• [Description of the task]:
Identify and pull out each line of the entries in which "тебе" occurs.

• [Record extracts]:
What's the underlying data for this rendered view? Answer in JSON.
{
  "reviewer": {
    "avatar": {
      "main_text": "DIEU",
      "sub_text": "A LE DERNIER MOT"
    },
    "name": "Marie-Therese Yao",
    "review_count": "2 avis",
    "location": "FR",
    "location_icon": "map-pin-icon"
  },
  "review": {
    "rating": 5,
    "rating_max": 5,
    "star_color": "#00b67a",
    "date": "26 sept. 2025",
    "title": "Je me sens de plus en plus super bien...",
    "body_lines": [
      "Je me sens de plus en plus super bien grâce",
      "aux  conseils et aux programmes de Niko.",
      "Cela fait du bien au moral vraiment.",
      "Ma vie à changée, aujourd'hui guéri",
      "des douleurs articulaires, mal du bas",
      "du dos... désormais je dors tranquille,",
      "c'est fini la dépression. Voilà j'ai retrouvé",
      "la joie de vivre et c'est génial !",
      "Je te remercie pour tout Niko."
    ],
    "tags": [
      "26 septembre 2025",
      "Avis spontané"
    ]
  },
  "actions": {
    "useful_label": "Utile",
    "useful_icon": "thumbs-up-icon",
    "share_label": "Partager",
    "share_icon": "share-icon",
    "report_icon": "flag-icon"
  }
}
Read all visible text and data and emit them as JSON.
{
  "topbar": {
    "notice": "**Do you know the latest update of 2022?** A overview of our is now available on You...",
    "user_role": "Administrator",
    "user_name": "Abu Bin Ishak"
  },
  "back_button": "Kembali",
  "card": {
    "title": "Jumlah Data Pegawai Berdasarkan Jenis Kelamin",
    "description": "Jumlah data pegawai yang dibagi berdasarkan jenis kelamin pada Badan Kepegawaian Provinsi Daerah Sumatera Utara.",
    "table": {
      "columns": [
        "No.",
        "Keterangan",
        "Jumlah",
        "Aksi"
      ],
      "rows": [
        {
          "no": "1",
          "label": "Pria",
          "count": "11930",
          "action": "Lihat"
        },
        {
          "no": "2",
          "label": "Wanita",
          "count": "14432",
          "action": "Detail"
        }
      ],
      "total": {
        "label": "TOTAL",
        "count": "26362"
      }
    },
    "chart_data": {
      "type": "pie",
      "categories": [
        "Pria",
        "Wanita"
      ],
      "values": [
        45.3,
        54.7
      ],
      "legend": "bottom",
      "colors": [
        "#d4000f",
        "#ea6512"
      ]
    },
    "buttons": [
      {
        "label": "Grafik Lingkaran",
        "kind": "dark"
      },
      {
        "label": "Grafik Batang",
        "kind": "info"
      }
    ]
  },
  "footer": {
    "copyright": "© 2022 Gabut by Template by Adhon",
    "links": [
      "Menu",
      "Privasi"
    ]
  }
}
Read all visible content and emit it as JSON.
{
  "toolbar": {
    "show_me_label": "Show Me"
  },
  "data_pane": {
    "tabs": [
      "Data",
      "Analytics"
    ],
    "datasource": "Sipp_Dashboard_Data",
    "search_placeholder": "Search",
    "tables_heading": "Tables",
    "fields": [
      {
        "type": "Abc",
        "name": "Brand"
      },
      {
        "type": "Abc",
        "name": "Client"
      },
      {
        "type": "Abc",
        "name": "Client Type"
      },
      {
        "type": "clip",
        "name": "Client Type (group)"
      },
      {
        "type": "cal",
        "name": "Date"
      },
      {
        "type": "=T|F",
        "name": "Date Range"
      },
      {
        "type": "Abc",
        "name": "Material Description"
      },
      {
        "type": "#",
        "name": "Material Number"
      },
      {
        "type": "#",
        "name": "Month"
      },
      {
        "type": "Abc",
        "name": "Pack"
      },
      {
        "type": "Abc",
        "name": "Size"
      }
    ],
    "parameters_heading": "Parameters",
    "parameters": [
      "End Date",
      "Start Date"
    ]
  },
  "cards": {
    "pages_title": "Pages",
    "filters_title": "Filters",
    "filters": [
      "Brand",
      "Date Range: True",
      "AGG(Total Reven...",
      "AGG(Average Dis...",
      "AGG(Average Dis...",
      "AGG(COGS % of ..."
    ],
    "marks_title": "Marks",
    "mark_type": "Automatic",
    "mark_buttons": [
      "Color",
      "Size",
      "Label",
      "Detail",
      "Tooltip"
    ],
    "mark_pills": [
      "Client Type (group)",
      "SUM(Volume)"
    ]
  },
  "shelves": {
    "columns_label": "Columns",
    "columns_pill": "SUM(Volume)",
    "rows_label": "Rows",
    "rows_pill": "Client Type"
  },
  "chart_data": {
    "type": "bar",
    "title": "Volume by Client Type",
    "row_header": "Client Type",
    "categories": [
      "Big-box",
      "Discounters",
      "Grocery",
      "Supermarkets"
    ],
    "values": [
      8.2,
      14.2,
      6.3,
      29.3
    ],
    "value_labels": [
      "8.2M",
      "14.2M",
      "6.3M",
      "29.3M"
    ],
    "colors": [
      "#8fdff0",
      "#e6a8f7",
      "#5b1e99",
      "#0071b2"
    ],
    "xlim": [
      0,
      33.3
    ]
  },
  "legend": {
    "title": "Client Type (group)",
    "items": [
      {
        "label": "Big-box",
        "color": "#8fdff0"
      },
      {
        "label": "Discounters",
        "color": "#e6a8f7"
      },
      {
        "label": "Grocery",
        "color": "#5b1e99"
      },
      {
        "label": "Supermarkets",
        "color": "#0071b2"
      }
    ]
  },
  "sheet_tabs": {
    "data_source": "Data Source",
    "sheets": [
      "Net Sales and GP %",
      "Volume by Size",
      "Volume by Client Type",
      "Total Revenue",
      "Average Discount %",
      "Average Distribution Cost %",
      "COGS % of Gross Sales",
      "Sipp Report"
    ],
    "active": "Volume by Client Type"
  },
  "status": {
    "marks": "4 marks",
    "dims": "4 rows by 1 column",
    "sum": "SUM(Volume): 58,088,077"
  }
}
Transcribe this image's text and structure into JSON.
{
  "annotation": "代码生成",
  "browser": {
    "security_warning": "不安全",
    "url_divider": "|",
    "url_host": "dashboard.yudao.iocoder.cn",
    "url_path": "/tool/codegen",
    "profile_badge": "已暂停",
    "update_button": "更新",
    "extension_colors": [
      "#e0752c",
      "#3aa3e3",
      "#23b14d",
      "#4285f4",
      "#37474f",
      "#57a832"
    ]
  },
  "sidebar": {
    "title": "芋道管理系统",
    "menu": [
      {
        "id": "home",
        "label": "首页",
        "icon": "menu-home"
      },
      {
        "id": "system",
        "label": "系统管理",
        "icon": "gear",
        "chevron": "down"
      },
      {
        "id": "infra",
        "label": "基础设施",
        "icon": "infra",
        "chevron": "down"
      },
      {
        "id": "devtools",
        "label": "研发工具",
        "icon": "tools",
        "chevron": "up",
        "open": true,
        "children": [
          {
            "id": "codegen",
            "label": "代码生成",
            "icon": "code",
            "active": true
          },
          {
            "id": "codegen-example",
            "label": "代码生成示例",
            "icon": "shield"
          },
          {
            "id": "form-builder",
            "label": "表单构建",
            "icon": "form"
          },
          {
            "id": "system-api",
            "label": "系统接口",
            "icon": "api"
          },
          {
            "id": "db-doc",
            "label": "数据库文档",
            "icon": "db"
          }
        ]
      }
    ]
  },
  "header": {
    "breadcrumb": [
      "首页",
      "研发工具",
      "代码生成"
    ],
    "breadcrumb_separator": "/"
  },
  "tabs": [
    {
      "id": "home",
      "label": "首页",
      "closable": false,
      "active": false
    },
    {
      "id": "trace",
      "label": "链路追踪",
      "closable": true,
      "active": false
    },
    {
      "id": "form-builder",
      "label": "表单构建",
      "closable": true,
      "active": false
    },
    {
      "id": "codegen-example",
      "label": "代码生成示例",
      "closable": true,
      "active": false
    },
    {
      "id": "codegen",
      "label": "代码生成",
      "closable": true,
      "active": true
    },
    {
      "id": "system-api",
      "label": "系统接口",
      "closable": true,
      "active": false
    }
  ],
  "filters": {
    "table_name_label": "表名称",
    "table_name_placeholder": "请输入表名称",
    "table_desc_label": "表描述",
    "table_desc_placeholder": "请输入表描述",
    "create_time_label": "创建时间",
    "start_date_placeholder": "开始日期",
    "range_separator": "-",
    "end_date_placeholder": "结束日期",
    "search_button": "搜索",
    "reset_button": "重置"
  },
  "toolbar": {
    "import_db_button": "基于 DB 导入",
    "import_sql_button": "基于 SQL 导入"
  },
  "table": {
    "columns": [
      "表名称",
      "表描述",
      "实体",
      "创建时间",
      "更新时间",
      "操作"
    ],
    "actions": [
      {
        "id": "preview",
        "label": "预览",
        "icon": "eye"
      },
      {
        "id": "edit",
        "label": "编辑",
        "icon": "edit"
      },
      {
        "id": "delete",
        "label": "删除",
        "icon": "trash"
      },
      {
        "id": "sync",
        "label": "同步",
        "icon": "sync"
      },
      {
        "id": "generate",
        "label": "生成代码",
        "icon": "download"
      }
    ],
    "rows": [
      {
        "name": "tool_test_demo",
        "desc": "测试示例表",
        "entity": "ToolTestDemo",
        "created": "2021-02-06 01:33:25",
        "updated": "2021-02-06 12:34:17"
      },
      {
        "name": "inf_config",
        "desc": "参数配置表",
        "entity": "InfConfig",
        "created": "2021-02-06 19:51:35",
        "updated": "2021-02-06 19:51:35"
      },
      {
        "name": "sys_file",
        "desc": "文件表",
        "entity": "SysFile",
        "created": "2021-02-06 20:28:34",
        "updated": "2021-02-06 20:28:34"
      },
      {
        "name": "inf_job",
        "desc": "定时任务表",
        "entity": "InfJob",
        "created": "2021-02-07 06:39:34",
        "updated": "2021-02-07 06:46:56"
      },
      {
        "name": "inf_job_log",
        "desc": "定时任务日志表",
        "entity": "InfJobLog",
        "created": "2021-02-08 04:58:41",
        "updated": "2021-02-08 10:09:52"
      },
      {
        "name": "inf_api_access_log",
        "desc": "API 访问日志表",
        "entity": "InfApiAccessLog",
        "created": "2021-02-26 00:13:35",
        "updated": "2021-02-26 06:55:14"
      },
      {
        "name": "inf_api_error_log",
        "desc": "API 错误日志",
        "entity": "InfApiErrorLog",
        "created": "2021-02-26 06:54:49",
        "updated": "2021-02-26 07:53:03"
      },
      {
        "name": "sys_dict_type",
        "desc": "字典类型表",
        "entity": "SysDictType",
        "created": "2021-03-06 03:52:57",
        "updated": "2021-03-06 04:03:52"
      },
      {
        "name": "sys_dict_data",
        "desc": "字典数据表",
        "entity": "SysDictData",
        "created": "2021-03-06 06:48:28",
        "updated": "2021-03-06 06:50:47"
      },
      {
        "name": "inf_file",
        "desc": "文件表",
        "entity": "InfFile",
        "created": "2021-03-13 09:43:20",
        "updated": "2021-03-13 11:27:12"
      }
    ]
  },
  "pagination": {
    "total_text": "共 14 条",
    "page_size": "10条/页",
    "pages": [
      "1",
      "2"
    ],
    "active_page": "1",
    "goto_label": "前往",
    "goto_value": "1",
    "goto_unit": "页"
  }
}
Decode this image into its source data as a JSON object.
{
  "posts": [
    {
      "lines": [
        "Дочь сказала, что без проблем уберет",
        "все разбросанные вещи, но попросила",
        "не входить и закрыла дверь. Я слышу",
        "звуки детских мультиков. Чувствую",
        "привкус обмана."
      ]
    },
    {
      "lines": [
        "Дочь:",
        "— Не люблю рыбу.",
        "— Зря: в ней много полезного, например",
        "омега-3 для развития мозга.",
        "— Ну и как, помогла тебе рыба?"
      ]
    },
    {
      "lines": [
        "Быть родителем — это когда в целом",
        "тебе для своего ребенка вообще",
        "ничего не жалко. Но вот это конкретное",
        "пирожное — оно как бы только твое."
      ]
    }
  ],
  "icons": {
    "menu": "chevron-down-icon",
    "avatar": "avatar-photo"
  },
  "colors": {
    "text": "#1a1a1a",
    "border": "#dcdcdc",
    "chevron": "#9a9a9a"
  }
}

• [Exercise result]:
        "— Ну и как, помогла тебе рыба?"
        "тебе для своего ребенка вообще",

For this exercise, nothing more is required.